## begin Data to process

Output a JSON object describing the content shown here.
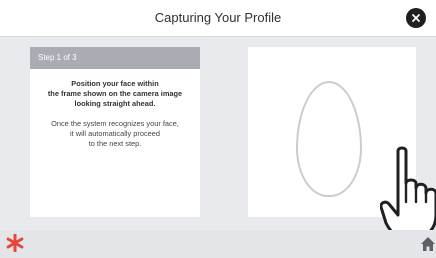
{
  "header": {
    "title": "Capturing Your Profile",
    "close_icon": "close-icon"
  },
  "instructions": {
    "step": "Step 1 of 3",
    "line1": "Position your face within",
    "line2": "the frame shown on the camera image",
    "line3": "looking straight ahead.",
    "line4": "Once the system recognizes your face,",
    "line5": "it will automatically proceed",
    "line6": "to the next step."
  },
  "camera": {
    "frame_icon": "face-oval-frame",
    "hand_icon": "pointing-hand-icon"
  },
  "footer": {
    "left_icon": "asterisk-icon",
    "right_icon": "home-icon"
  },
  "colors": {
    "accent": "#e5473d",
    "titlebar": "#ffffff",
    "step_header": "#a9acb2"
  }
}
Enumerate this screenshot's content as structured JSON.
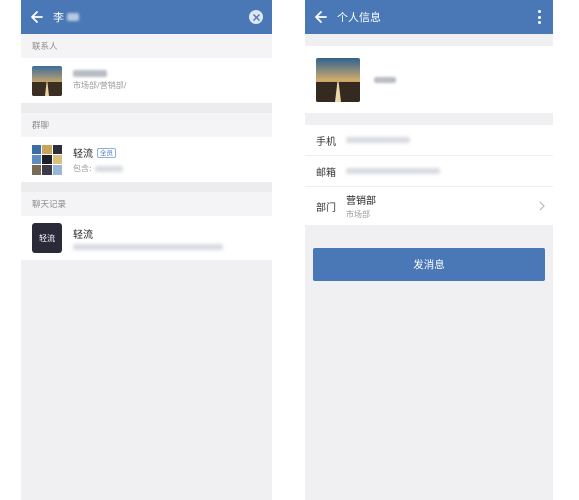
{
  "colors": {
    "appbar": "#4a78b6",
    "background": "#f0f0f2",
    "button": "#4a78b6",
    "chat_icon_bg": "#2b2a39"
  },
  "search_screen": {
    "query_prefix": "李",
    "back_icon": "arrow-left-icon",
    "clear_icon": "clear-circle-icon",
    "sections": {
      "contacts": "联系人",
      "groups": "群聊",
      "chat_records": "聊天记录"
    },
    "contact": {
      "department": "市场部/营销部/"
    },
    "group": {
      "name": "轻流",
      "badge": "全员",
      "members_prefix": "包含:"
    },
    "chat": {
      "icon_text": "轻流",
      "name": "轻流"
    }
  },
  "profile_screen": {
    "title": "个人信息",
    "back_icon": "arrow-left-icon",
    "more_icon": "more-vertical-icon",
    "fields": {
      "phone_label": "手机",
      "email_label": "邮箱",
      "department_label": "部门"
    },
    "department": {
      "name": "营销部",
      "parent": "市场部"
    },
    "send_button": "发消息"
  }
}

## end Data to process

▸ **Exercise instructions**
Make a verbatim copy of all the entries and strip out the pictures.

▸ **Full solution**
Output a JSON object describing the content shown here.
{
  "header": {
    "title": "Capturing Your Profile",
    "close_icon": "close-icon"
  },
  "instructions": {
    "step": "Step 1 of 3",
    "line1": "Position your face within",
    "line2": "the frame shown on the camera image",
    "line3": "looking straight ahead.",
    "line4": "Once the system recognizes your face,",
    "line5": "it will automatically proceed",
    "line6": "to the next step."
  },
  "camera": {
    "frame_icon": "face-oval-frame",
    "hand_icon": "pointing-hand-icon"
  },
  "footer": {
    "left_icon": "asterisk-icon",
    "right_icon": "home-icon"
  },
  "colors": {
    "accent": "#e5473d",
    "titlebar": "#ffffff",
    "step_header": "#a9acb2"
  }
}
Enumerate this screenshot's content as structured JSON.
{
  "colors": {
    "appbar": "#4a78b6",
    "background": "#f0f0f2",
    "button": "#4a78b6",
    "chat_icon_bg": "#2b2a39"
  },
  "search_screen": {
    "query_prefix": "李",
    "back_icon": "arrow-left-icon",
    "clear_icon": "clear-circle-icon",
    "sections": {
      "contacts": "联系人",
      "groups": "群聊",
      "chat_records": "聊天记录"
    },
    "contact": {
      "department": "市场部/营销部/"
    },
    "group": {
      "name": "轻流",
      "badge": "全员",
      "members_prefix": "包含:"
    },
    "chat": {
      "icon_text": "轻流",
      "name": "轻流"
    }
  },
  "profile_screen": {
    "title": "个人信息",
    "back_icon": "arrow-left-icon",
    "more_icon": "more-vertical-icon",
    "fields": {
      "phone_label": "手机",
      "email_label": "邮箱",
      "department_label": "部门"
    },
    "department": {
      "name": "营销部",
      "parent": "市场部"
    },
    "send_button": "发消息"
  }
}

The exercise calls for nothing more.